── TASK INPUT ──
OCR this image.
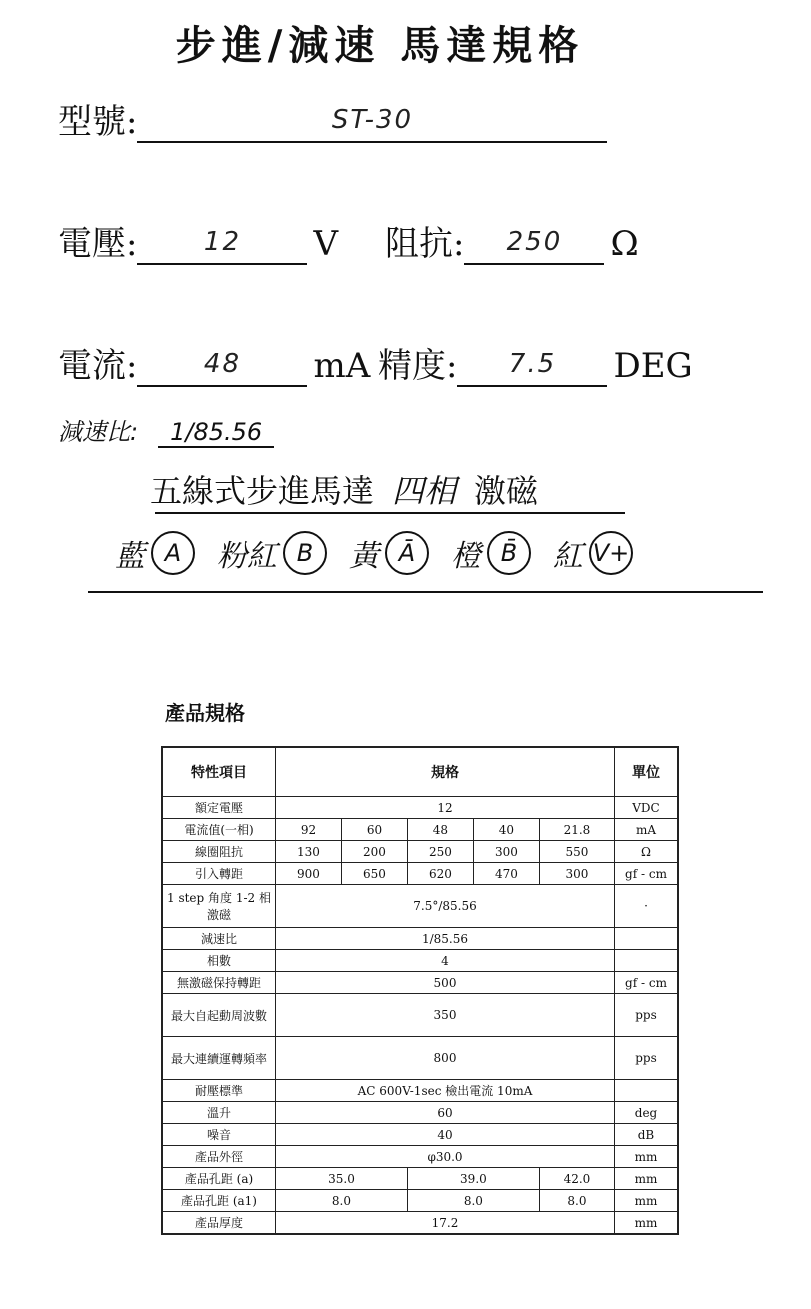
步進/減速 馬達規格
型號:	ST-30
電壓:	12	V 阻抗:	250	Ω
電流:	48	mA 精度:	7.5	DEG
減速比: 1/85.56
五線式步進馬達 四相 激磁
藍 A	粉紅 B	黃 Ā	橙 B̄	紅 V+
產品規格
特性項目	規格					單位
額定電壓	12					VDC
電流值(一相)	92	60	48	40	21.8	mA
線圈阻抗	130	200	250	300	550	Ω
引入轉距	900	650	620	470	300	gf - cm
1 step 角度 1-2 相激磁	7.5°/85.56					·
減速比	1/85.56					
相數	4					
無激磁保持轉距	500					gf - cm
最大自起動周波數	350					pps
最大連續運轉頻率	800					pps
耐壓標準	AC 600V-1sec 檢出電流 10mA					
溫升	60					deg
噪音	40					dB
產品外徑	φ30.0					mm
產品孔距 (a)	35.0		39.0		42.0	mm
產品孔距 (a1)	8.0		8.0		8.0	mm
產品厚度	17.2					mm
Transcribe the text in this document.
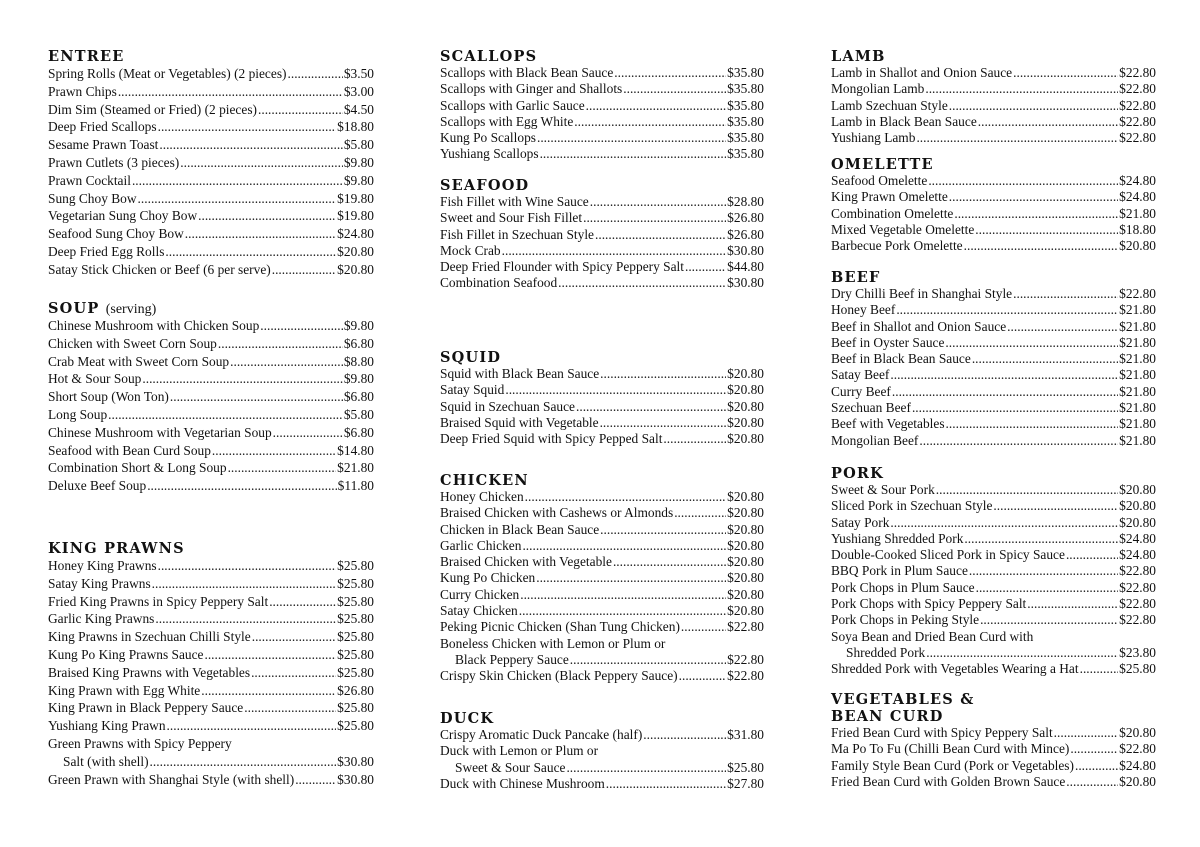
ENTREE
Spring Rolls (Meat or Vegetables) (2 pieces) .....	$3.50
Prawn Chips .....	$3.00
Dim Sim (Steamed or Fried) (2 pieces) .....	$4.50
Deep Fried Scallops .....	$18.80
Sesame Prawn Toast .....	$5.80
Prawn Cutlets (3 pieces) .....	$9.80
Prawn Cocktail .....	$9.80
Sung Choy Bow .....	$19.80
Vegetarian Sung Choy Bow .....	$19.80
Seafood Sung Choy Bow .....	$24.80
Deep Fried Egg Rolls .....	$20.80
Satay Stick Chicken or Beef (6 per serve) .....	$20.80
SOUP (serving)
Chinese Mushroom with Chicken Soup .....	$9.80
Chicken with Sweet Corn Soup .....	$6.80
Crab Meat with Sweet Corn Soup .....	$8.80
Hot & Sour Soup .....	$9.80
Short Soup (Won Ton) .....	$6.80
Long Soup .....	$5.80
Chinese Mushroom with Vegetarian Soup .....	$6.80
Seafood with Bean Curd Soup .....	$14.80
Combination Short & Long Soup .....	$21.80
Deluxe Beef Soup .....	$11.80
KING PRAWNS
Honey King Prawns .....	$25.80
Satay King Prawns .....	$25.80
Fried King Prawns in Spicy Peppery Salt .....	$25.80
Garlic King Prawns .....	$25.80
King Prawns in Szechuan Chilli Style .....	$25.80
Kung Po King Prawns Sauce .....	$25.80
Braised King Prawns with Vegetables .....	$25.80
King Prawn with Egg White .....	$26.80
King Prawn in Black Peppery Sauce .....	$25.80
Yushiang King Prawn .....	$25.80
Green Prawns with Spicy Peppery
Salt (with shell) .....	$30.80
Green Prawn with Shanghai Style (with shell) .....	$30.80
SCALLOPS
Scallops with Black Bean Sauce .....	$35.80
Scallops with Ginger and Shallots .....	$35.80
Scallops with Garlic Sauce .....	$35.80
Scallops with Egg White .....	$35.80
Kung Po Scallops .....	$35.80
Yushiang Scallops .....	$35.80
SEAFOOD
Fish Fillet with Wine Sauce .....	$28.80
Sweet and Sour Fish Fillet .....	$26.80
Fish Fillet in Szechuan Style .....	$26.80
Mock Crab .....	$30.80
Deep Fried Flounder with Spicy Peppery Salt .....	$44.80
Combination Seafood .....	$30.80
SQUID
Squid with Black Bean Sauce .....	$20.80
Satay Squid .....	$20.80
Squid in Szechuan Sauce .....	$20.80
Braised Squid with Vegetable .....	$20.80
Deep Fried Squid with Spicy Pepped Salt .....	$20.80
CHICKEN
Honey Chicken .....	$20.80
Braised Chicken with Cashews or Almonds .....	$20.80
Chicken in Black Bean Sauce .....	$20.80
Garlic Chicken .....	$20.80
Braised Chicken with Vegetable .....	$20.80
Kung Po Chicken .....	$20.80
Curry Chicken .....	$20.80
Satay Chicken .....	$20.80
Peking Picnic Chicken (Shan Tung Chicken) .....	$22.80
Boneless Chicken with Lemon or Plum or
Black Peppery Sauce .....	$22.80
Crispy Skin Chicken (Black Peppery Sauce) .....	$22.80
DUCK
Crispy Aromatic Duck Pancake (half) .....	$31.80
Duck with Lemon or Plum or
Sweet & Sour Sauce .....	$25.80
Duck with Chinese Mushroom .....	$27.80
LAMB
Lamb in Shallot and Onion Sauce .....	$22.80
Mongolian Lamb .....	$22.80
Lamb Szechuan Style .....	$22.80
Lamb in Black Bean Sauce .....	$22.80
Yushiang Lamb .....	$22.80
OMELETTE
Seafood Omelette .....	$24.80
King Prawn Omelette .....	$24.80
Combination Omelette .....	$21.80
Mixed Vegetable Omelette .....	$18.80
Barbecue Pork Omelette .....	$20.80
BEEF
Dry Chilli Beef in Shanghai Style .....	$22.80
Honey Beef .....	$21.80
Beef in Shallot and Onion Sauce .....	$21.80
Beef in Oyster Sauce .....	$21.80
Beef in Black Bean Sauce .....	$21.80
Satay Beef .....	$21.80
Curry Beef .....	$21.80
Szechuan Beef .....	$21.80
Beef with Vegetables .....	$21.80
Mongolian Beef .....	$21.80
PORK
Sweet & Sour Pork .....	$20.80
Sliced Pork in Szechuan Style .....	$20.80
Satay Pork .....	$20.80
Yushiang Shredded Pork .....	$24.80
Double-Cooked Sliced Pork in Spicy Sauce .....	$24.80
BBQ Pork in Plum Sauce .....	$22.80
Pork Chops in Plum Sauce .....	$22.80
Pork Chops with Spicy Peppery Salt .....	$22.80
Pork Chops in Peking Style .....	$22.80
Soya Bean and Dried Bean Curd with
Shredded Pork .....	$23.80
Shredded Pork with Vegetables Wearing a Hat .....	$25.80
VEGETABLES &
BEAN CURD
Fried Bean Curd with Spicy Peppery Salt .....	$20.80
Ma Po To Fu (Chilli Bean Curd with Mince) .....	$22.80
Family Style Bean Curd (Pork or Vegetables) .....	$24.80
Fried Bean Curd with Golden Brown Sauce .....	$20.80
───
> **TO BE DONE**: Quote the records above in full, dropping each picture.

> **FULL ANSWER**:
OCR this image.
步進/減速 馬達規格
型號:	ST-30
電壓:	12	V 阻抗:	250	Ω
電流:	48	mA 精度:	7.5	DEG
減速比: 1/85.56
五線式步進馬達 四相 激磁
藍 A	粉紅 B	黃 Ā	橙 B̄	紅 V+
產品規格
特性項目	規格					單位
額定電壓	12					VDC
電流值(一相)	92	60	48	40	21.8	mA
線圈阻抗	130	200	250	300	550	Ω
引入轉距	900	650	620	470	300	gf - cm
1 step 角度 1-2 相激磁	7.5°/85.56					·
減速比	1/85.56					
相數	4					
無激磁保持轉距	500					gf - cm
最大自起動周波數	350					pps
最大連續運轉頻率	800					pps
耐壓標準	AC 600V-1sec 檢出電流 10mA					
溫升	60					deg
噪音	40					dB
產品外徑	φ30.0					mm
產品孔距 (a)	35.0		39.0		42.0	mm
產品孔距 (a1)	8.0		8.0		8.0	mm
產品厚度	17.2					mm
Transcribe the text in this document.
ENTREE
Spring Rolls (Meat or Vegetables) (2 pieces) .....	$3.50
Prawn Chips .....	$3.00
Dim Sim (Steamed or Fried) (2 pieces) .....	$4.50
Deep Fried Scallops .....	$18.80
Sesame Prawn Toast .....	$5.80
Prawn Cutlets (3 pieces) .....	$9.80
Prawn Cocktail .....	$9.80
Sung Choy Bow .....	$19.80
Vegetarian Sung Choy Bow .....	$19.80
Seafood Sung Choy Bow .....	$24.80
Deep Fried Egg Rolls .....	$20.80
Satay Stick Chicken or Beef (6 per serve) .....	$20.80
SOUP (serving)
Chinese Mushroom with Chicken Soup .....	$9.80
Chicken with Sweet Corn Soup .....	$6.80
Crab Meat with Sweet Corn Soup .....	$8.80
Hot & Sour Soup .....	$9.80
Short Soup (Won Ton) .....	$6.80
Long Soup .....	$5.80
Chinese Mushroom with Vegetarian Soup .....	$6.80
Seafood with Bean Curd Soup .....	$14.80
Combination Short & Long Soup .....	$21.80
Deluxe Beef Soup .....	$11.80
KING PRAWNS
Honey King Prawns .....	$25.80
Satay King Prawns .....	$25.80
Fried King Prawns in Spicy Peppery Salt .....	$25.80
Garlic King Prawns .....	$25.80
King Prawns in Szechuan Chilli Style .....	$25.80
Kung Po King Prawns Sauce .....	$25.80
Braised King Prawns with Vegetables .....	$25.80
King Prawn with Egg White .....	$26.80
King Prawn in Black Peppery Sauce .....	$25.80
Yushiang King Prawn .....	$25.80
Green Prawns with Spicy Peppery
Salt (with shell) .....	$30.80
Green Prawn with Shanghai Style (with shell) .....	$30.80
SCALLOPS
Scallops with Black Bean Sauce .....	$35.80
Scallops with Ginger and Shallots .....	$35.80
Scallops with Garlic Sauce .....	$35.80
Scallops with Egg White .....	$35.80
Kung Po Scallops .....	$35.80
Yushiang Scallops .....	$35.80
SEAFOOD
Fish Fillet with Wine Sauce .....	$28.80
Sweet and Sour Fish Fillet .....	$26.80
Fish Fillet in Szechuan Style .....	$26.80
Mock Crab .....	$30.80
Deep Fried Flounder with Spicy Peppery Salt .....	$44.80
Combination Seafood .....	$30.80
SQUID
Squid with Black Bean Sauce .....	$20.80
Satay Squid .....	$20.80
Squid in Szechuan Sauce .....	$20.80
Braised Squid with Vegetable .....	$20.80
Deep Fried Squid with Spicy Pepped Salt .....	$20.80
CHICKEN
Honey Chicken .....	$20.80
Braised Chicken with Cashews or Almonds .....	$20.80
Chicken in Black Bean Sauce .....	$20.80
Garlic Chicken .....	$20.80
Braised Chicken with Vegetable .....	$20.80
Kung Po Chicken .....	$20.80
Curry Chicken .....	$20.80
Satay Chicken .....	$20.80
Peking Picnic Chicken (Shan Tung Chicken) .....	$22.80
Boneless Chicken with Lemon or Plum or
Black Peppery Sauce .....	$22.80
Crispy Skin Chicken (Black Peppery Sauce) .....	$22.80
DUCK
Crispy Aromatic Duck Pancake (half) .....	$31.80
Duck with Lemon or Plum or
Sweet & Sour Sauce .....	$25.80
Duck with Chinese Mushroom .....	$27.80
LAMB
Lamb in Shallot and Onion Sauce .....	$22.80
Mongolian Lamb .....	$22.80
Lamb Szechuan Style .....	$22.80
Lamb in Black Bean Sauce .....	$22.80
Yushiang Lamb .....	$22.80
OMELETTE
Seafood Omelette .....	$24.80
King Prawn Omelette .....	$24.80
Combination Omelette .....	$21.80
Mixed Vegetable Omelette .....	$18.80
Barbecue Pork Omelette .....	$20.80
BEEF
Dry Chilli Beef in Shanghai Style .....	$22.80
Honey Beef .....	$21.80
Beef in Shallot and Onion Sauce .....	$21.80
Beef in Oyster Sauce .....	$21.80
Beef in Black Bean Sauce .....	$21.80
Satay Beef .....	$21.80
Curry Beef .....	$21.80
Szechuan Beef .....	$21.80
Beef with Vegetables .....	$21.80
Mongolian Beef .....	$21.80
PORK
Sweet & Sour Pork .....	$20.80
Sliced Pork in Szechuan Style .....	$20.80
Satay Pork .....	$20.80
Yushiang Shredded Pork .....	$24.80
Double-Cooked Sliced Pork in Spicy Sauce .....	$24.80
BBQ Pork in Plum Sauce .....	$22.80
Pork Chops in Plum Sauce .....	$22.80
Pork Chops with Spicy Peppery Salt .....	$22.80
Pork Chops in Peking Style .....	$22.80
Soya Bean and Dried Bean Curd with
Shredded Pork .....	$23.80
Shredded Pork with Vegetables Wearing a Hat .....	$25.80
VEGETABLES &
BEAN CURD
Fried Bean Curd with Spicy Peppery Salt .....	$20.80
Ma Po To Fu (Chilli Bean Curd with Mince) .....	$22.80
Family Style Bean Curd (Pork or Vegetables) .....	$24.80
Fried Bean Curd with Golden Brown Sauce .....	$20.80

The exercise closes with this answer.